TASK BRIEF: Write only the number of lines in the records beneath that hold "marker".
* Begin DATASET RECORDS *
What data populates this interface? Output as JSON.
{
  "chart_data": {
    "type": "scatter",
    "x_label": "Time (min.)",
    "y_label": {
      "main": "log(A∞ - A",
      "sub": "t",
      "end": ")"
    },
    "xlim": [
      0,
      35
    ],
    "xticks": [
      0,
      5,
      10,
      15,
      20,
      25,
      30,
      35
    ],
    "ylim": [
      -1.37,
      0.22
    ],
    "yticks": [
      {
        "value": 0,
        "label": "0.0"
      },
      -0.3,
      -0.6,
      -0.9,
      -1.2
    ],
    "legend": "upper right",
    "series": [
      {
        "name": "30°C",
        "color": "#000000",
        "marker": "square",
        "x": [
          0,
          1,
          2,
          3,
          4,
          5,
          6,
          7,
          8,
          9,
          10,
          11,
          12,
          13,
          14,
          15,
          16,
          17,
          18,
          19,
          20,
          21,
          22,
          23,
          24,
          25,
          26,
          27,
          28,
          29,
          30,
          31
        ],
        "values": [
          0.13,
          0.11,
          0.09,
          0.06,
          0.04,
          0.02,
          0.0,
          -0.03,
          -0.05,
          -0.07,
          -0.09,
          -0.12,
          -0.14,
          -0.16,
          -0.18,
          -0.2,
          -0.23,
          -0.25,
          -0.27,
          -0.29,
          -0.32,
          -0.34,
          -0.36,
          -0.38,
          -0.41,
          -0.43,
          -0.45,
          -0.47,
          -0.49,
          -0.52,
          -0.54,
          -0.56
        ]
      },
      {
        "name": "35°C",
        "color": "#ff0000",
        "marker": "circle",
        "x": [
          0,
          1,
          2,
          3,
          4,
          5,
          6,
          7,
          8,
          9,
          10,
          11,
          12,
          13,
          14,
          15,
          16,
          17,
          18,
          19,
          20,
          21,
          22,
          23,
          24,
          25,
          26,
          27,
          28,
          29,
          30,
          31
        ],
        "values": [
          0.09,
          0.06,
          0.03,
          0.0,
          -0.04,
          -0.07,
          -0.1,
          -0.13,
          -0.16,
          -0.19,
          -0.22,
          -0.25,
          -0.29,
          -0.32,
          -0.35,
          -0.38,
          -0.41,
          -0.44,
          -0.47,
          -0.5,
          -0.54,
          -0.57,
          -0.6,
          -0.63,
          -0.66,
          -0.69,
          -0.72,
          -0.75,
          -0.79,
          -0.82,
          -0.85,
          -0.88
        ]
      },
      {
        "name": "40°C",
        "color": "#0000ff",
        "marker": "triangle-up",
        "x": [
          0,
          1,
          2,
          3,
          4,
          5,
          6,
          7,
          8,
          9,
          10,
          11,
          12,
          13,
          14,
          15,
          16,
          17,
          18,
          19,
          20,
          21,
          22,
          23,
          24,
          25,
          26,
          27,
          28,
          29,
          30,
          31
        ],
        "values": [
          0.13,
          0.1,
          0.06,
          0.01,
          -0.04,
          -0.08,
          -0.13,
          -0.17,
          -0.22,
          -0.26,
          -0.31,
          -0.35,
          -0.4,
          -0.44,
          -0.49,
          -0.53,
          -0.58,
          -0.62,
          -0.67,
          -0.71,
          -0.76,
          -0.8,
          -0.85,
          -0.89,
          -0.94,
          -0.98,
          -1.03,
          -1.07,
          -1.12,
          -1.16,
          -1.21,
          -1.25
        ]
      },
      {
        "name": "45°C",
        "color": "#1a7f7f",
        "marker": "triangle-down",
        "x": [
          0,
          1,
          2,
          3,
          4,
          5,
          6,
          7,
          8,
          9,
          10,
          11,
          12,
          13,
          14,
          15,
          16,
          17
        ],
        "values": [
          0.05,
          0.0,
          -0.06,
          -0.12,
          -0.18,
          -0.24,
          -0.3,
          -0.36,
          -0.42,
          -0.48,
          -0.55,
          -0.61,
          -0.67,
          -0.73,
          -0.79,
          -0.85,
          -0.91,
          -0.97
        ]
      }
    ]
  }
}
* End DATASET RECORDS *
THE OUTPUT: 4